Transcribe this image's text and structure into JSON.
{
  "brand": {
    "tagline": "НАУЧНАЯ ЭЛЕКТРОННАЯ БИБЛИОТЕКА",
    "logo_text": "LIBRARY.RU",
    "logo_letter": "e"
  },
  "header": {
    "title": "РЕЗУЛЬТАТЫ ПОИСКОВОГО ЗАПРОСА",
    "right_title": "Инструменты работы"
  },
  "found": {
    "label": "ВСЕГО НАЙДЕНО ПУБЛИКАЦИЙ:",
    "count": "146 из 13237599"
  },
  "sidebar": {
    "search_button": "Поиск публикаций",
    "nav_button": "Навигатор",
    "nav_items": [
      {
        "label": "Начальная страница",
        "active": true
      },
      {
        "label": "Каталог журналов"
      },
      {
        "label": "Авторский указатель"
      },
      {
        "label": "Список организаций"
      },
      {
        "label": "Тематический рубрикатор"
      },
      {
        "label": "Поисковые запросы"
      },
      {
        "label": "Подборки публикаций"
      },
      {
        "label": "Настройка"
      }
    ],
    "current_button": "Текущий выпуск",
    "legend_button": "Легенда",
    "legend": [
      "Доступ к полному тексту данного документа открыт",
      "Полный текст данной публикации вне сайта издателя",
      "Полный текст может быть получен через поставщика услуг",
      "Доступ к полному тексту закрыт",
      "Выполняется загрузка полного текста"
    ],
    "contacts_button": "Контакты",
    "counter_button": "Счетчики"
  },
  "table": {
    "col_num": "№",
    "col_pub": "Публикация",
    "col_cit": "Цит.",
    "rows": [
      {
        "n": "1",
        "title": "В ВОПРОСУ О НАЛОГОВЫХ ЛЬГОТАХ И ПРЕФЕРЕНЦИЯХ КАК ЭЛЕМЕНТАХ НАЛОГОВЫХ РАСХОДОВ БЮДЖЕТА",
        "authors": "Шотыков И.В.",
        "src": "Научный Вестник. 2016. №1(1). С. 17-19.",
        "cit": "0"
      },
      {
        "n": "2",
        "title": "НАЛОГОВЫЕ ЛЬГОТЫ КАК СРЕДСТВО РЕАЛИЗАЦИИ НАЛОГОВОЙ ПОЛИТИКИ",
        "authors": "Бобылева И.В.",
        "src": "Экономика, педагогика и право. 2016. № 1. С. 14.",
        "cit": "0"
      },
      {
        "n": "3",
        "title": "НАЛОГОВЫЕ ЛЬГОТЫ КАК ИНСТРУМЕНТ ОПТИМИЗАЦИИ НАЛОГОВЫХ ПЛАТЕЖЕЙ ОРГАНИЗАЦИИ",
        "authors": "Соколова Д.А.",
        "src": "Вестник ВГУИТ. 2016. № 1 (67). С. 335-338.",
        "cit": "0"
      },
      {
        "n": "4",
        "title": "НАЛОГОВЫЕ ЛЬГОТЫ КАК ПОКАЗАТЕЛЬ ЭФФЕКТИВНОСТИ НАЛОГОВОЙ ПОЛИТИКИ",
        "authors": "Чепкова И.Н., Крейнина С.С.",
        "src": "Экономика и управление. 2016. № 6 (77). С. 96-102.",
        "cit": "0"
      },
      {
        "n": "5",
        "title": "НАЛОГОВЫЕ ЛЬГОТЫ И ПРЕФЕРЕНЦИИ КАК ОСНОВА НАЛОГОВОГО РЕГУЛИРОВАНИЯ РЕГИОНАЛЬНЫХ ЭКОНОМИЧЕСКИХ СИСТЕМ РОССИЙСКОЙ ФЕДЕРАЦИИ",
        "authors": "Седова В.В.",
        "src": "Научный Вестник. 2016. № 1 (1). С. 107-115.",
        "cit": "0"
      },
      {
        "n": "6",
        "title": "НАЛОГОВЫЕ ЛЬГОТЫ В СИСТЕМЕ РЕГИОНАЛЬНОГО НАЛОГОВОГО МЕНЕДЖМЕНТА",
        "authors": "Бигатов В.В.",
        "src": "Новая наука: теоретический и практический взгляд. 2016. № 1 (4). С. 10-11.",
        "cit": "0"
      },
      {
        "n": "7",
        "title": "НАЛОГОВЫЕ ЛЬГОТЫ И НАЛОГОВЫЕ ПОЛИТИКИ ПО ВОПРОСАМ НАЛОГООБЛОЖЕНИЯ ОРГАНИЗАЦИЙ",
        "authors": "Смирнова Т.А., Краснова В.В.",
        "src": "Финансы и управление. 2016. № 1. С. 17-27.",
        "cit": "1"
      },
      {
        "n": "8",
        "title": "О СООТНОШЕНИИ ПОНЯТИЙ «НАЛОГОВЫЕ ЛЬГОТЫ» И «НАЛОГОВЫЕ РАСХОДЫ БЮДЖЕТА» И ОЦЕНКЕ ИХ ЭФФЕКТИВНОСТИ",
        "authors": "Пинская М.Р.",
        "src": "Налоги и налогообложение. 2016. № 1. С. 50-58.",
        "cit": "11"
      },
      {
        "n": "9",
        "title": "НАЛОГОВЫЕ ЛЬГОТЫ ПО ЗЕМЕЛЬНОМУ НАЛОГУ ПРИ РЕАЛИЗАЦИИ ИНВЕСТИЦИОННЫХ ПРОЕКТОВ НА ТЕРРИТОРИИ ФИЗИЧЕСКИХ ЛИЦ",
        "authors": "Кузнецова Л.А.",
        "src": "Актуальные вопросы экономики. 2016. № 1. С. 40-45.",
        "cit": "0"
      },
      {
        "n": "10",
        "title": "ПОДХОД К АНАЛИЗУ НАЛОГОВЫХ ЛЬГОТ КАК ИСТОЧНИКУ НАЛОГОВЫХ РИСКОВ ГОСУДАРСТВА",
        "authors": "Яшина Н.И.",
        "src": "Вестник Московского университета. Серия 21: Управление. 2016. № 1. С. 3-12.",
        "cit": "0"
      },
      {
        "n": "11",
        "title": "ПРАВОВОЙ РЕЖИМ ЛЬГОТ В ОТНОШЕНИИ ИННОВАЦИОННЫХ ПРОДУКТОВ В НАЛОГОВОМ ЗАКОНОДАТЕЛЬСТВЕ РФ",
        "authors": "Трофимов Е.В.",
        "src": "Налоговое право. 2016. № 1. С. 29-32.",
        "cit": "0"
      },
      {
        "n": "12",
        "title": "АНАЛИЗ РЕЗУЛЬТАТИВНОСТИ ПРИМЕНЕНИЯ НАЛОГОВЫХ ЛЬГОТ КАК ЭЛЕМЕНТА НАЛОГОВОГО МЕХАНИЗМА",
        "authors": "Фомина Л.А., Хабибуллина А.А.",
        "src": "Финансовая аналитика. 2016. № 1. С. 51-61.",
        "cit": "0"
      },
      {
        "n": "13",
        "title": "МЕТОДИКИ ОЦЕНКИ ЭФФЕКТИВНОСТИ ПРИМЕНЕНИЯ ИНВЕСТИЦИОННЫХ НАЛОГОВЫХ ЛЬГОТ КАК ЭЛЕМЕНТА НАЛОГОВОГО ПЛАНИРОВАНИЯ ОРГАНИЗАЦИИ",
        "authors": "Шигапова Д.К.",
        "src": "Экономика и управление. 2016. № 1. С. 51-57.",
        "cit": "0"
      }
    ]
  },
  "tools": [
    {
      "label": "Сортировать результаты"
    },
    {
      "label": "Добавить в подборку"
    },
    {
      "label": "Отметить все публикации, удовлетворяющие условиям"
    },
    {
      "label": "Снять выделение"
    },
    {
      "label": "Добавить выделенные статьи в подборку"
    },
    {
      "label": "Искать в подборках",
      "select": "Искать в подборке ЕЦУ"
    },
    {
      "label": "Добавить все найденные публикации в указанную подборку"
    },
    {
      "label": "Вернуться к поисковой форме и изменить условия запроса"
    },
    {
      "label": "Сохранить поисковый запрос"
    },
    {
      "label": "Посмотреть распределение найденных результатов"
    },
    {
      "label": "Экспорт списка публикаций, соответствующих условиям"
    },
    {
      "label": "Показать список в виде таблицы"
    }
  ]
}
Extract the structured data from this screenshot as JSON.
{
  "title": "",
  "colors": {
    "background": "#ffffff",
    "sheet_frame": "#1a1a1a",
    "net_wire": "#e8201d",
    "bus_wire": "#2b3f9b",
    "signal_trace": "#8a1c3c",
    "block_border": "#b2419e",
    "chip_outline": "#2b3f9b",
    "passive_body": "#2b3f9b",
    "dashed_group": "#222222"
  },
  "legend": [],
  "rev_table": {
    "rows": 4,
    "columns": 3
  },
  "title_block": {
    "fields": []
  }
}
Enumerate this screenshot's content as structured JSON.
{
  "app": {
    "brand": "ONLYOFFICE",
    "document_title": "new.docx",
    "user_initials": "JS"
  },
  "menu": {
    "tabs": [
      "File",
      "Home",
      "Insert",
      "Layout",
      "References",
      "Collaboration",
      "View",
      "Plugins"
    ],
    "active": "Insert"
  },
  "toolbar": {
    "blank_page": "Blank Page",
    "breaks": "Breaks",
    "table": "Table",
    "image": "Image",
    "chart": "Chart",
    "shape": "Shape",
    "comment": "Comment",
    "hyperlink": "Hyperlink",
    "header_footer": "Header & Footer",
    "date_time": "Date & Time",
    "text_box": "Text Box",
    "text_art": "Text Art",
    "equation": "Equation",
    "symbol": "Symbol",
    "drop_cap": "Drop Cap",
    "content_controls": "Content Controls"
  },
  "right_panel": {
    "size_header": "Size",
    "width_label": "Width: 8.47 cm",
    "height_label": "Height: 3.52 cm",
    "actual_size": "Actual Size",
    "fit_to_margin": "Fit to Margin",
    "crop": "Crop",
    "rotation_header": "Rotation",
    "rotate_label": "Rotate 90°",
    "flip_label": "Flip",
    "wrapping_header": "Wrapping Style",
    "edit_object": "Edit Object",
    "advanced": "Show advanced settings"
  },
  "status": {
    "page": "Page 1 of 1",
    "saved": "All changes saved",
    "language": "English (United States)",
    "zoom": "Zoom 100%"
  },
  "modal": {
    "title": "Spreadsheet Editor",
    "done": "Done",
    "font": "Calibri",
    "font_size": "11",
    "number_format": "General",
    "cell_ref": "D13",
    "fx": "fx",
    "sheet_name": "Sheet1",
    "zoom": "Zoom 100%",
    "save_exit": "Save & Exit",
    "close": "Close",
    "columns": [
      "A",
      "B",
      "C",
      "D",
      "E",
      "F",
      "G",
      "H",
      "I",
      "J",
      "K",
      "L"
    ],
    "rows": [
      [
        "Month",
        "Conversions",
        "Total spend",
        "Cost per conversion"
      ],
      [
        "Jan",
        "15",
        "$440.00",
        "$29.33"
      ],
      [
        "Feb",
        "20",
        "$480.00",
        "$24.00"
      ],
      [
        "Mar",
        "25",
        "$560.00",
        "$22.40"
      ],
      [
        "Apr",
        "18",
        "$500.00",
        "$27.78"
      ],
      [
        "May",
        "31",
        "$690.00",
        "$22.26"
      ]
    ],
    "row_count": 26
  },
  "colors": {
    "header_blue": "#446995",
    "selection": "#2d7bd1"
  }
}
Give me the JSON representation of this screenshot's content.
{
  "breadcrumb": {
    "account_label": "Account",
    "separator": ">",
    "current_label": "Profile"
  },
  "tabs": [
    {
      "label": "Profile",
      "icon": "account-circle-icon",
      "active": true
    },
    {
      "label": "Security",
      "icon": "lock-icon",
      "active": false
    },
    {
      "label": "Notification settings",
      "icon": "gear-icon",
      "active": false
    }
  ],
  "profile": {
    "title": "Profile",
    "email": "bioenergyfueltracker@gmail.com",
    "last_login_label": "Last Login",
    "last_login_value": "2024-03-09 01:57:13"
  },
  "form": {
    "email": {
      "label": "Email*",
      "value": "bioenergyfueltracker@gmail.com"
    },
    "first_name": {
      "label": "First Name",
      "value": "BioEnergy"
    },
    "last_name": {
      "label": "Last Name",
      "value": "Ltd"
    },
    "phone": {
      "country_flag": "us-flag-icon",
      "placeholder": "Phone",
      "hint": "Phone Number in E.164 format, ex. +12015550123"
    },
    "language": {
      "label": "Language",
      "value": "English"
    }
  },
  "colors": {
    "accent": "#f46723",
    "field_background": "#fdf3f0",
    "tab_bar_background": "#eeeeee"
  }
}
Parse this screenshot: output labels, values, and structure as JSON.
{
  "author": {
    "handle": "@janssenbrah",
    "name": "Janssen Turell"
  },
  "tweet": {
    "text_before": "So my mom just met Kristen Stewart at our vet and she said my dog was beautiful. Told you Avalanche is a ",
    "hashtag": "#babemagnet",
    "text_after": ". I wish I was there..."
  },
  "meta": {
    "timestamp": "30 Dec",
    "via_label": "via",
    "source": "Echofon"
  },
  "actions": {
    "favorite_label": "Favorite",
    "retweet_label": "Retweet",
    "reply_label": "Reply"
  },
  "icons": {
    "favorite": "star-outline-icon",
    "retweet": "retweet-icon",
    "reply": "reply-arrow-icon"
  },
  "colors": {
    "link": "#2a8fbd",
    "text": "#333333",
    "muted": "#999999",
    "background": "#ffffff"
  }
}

******************************

YOUR INSTRUCTIONS -
Gather from the entries above all lines that include the string "НАЛОГОВОЙ".

OUTPUT -
        "title": "НАЛОГОВЫЕ ЛЬГОТЫ КАК СРЕДСТВО РЕАЛИЗАЦИИ НАЛОГОВОЙ ПОЛИТИКИ",
        "title": "НАЛОГОВЫЕ ЛЬГОТЫ КАК ПОКАЗАТЕЛЬ ЭФФЕКТИВНОСТИ НАЛОГОВОЙ ПОЛИТИКИ",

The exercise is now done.